---------- Material for the task ----------

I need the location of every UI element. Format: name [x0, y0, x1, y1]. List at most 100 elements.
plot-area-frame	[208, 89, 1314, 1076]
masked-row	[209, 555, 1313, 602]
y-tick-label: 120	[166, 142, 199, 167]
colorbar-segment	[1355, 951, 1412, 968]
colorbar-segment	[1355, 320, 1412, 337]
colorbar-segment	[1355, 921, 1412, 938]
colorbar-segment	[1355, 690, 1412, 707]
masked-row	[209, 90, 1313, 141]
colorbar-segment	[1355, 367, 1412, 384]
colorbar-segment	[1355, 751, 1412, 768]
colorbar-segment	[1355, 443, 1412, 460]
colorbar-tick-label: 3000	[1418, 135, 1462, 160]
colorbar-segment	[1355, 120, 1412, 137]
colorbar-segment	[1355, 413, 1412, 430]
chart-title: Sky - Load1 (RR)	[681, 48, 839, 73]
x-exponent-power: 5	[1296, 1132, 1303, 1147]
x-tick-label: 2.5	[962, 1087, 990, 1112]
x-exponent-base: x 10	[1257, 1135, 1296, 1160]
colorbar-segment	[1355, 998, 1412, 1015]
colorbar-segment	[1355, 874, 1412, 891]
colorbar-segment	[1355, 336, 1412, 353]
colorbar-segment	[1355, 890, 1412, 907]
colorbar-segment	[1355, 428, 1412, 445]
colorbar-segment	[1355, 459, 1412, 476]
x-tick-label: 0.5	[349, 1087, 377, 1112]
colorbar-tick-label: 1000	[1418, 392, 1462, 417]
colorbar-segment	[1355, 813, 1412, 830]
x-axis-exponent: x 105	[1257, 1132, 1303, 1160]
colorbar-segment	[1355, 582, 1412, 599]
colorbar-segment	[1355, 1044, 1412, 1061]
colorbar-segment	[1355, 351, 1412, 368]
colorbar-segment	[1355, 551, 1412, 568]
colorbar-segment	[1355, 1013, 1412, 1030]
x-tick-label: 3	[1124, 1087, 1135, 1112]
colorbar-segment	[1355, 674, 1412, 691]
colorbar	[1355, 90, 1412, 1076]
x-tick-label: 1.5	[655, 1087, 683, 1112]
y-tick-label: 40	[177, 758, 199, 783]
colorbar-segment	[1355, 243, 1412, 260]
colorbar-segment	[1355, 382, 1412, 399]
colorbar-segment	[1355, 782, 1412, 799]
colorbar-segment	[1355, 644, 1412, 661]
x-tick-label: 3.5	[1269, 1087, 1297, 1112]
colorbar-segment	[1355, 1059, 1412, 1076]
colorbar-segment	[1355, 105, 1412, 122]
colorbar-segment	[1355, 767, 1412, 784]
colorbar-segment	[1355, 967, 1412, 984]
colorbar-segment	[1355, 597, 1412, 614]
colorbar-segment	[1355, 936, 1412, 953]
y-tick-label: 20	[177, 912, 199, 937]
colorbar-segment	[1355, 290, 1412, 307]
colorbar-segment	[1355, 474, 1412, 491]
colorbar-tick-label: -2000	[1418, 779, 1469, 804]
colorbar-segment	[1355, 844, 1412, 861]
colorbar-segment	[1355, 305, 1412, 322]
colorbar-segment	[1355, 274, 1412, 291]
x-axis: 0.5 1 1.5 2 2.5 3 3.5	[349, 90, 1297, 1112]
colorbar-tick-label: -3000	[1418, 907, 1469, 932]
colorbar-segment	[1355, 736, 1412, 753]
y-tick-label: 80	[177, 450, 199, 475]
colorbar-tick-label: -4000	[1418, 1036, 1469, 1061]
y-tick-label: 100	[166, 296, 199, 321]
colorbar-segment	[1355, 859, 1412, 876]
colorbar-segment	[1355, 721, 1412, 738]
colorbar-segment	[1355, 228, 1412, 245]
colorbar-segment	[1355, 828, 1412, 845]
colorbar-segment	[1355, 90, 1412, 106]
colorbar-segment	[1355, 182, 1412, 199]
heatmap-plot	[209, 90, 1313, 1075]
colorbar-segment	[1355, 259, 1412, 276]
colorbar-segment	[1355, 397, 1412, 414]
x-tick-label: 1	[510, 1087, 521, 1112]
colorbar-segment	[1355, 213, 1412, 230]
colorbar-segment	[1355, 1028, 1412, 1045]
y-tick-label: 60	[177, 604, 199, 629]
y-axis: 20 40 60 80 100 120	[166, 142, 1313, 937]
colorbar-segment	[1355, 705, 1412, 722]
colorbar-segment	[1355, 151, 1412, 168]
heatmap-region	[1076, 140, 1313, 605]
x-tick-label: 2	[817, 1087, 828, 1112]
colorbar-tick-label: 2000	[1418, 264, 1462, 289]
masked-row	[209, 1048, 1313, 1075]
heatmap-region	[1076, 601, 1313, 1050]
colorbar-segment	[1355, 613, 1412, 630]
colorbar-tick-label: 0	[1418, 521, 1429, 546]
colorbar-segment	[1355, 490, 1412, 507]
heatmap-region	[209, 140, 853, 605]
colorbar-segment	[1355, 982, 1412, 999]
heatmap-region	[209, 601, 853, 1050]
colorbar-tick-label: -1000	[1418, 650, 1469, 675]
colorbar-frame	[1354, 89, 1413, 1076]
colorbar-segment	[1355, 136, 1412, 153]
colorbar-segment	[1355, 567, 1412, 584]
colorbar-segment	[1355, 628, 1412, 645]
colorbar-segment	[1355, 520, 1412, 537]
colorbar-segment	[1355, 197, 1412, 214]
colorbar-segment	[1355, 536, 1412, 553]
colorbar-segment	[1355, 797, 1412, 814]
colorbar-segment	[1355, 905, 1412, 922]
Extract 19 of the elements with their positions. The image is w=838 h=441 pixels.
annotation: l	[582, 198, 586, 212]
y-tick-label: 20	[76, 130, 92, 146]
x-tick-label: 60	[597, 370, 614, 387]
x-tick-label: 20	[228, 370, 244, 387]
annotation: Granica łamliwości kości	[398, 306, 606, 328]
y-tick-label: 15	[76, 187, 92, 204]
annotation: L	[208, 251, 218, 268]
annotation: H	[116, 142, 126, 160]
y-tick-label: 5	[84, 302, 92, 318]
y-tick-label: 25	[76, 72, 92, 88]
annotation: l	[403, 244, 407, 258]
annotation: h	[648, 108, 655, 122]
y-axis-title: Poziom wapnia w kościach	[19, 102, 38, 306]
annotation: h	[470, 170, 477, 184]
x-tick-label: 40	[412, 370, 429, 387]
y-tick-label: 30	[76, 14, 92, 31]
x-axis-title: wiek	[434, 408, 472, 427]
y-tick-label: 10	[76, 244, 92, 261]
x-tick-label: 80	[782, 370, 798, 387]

----------

**Instruction**: Arrange all of the rows above as a numbered list, omitting any blank lines.

**Output for this task**:
1. I need the location of every UI element. Format: name [x0, y0, x1, y1]. List at most 100 elements.
2. plot-area-frame	[208, 89, 1314, 1076]
3. masked-row	[209, 555, 1313, 602]
4. y-tick-label: 120	[166, 142, 199, 167]
5. colorbar-segment	[1355, 951, 1412, 968]
6. colorbar-segment	[1355, 320, 1412, 337]
7. colorbar-segment	[1355, 921, 1412, 938]
8. colorbar-segment	[1355, 690, 1412, 707]
9. masked-row	[209, 90, 1313, 141]
10. colorbar-segment	[1355, 367, 1412, 384]
11. colorbar-segment	[1355, 751, 1412, 768]
12. colorbar-segment	[1355, 443, 1412, 460]
13. colorbar-tick-label: 3000	[1418, 135, 1462, 160]
14. colorbar-segment	[1355, 120, 1412, 137]
15. colorbar-segment	[1355, 413, 1412, 430]
16. chart-title: Sky - Load1 (RR)	[681, 48, 839, 73]
17. x-exponent-power: 5	[1296, 1132, 1303, 1147]
18. x-tick-label: 2.5	[962, 1087, 990, 1112]
19. x-exponent-base: x 10	[1257, 1135, 1296, 1160]
20. colorbar-segment	[1355, 998, 1412, 1015]
21. colorbar-segment	[1355, 874, 1412, 891]
22. colorbar-segment	[1355, 336, 1412, 353]
23. colorbar-segment	[1355, 890, 1412, 907]
24. colorbar-segment	[1355, 428, 1412, 445]
25. colorbar-segment	[1355, 459, 1412, 476]
26. x-tick-label: 0.5	[349, 1087, 377, 1112]
27. colorbar-tick-label: 1000	[1418, 392, 1462, 417]
28. colorbar-segment	[1355, 813, 1412, 830]
29. x-axis-exponent: x 105	[1257, 1132, 1303, 1160]
30. colorbar-segment	[1355, 582, 1412, 599]
31. colorbar-segment	[1355, 1044, 1412, 1061]
32. colorbar-segment	[1355, 351, 1412, 368]
33. colorbar-segment	[1355, 551, 1412, 568]
34. colorbar-segment	[1355, 1013, 1412, 1030]
35. x-tick-label: 3	[1124, 1087, 1135, 1112]
36. colorbar-segment	[1355, 674, 1412, 691]
37. colorbar	[1355, 90, 1412, 1076]
38. x-tick-label: 1.5	[655, 1087, 683, 1112]
39. y-tick-label: 40	[177, 758, 199, 783]
40. colorbar-segment	[1355, 243, 1412, 260]
41. colorbar-segment	[1355, 382, 1412, 399]
42. colorbar-segment	[1355, 782, 1412, 799]
43. colorbar-segment	[1355, 644, 1412, 661]
44. x-tick-label: 3.5	[1269, 1087, 1297, 1112]
45. colorbar-segment	[1355, 1059, 1412, 1076]
46. colorbar-segment	[1355, 105, 1412, 122]
47. colorbar-segment	[1355, 767, 1412, 784]
48. colorbar-segment	[1355, 967, 1412, 984]
49. colorbar-segment	[1355, 597, 1412, 614]
50. colorbar-segment	[1355, 936, 1412, 953]
51. y-tick-label: 20	[177, 912, 199, 937]
52. colorbar-segment	[1355, 290, 1412, 307]
53. colorbar-segment	[1355, 474, 1412, 491]
54. colorbar-tick-label: -2000	[1418, 779, 1469, 804]
55. colorbar-segment	[1355, 844, 1412, 861]
56. colorbar-segment	[1355, 305, 1412, 322]
57. colorbar-segment	[1355, 274, 1412, 291]
58. x-axis: 0.5 1 1.5 2 2.5 3 3.5	[349, 90, 1297, 1112]
59. colorbar-tick-label: -3000	[1418, 907, 1469, 932]
60. colorbar-segment	[1355, 736, 1412, 753]
61. y-tick-label: 80	[177, 450, 199, 475]
62. colorbar-tick-label: -4000	[1418, 1036, 1469, 1061]
63. y-tick-label: 100	[166, 296, 199, 321]
64. colorbar-segment	[1355, 859, 1412, 876]
65. colorbar-segment	[1355, 721, 1412, 738]
66. colorbar-segment	[1355, 228, 1412, 245]
67. colorbar-segment	[1355, 828, 1412, 845]
68. colorbar-segment	[1355, 90, 1412, 106]
69. colorbar-segment	[1355, 182, 1412, 199]
70. heatmap-plot	[209, 90, 1313, 1075]
71. colorbar-segment	[1355, 259, 1412, 276]
72. colorbar-segment	[1355, 397, 1412, 414]
73. x-tick-label: 1	[510, 1087, 521, 1112]
74. colorbar-segment	[1355, 213, 1412, 230]
75. colorbar-segment	[1355, 1028, 1412, 1045]
76. y-tick-label: 60	[177, 604, 199, 629]
77. y-axis: 20 40 60 80 100 120	[166, 142, 1313, 937]
78. colorbar-segment	[1355, 705, 1412, 722]
79. colorbar-segment	[1355, 151, 1412, 168]
80. heatmap-region	[1076, 140, 1313, 605]
81. x-tick-label: 2	[817, 1087, 828, 1112]
82. colorbar-tick-label: 2000	[1418, 264, 1462, 289]
83. masked-row	[209, 1048, 1313, 1075]
84. heatmap-region	[1076, 601, 1313, 1050]
85. colorbar-segment	[1355, 613, 1412, 630]
86. colorbar-tick-label: 0	[1418, 521, 1429, 546]
87. colorbar-segment	[1355, 490, 1412, 507]
88. heatmap-region	[209, 140, 853, 605]
89. colorbar-segment	[1355, 982, 1412, 999]
90. heatmap-region	[209, 601, 853, 1050]
91. colorbar-tick-label: -1000	[1418, 650, 1469, 675]
92. colorbar-frame	[1354, 89, 1413, 1076]
93. colorbar-segment	[1355, 136, 1412, 153]
94. colorbar-segment	[1355, 567, 1412, 584]
95. colorbar-segment	[1355, 628, 1412, 645]
96. colorbar-segment	[1355, 520, 1412, 537]
97. colorbar-segment	[1355, 197, 1412, 214]
98. colorbar-segment	[1355, 536, 1412, 553]
99. colorbar-segment	[1355, 797, 1412, 814]
100. colorbar-segment	[1355, 905, 1412, 922]
101. Extract 19 of the elements with their positions. The image is w=838 h=441 pixels.
102. annotation: l	[582, 198, 586, 212]
103. y-tick-label: 20	[76, 130, 92, 146]
104. x-tick-label: 60	[597, 370, 614, 387]
105. x-tick-label: 20	[228, 370, 244, 387]
106. annotation: Granica łamliwości kości	[398, 306, 606, 328]
107. y-tick-label: 15	[76, 187, 92, 204]
108. annotation: L	[208, 251, 218, 268]
109. annotation: H	[116, 142, 126, 160]
110. y-tick-label: 5	[84, 302, 92, 318]
111. y-tick-label: 25	[76, 72, 92, 88]
112. annotation: l	[403, 244, 407, 258]
113. annotation: h	[648, 108, 655, 122]
114. y-axis-title: Poziom wapnia w kościach	[19, 102, 38, 306]
115. annotation: h	[470, 170, 477, 184]
116. x-tick-label: 40	[412, 370, 429, 387]
117. y-tick-label: 30	[76, 14, 92, 31]
118. x-axis-title: wiek	[434, 408, 472, 427]
119. y-tick-label: 10	[76, 244, 92, 261]
120. x-tick-label: 80	[782, 370, 798, 387]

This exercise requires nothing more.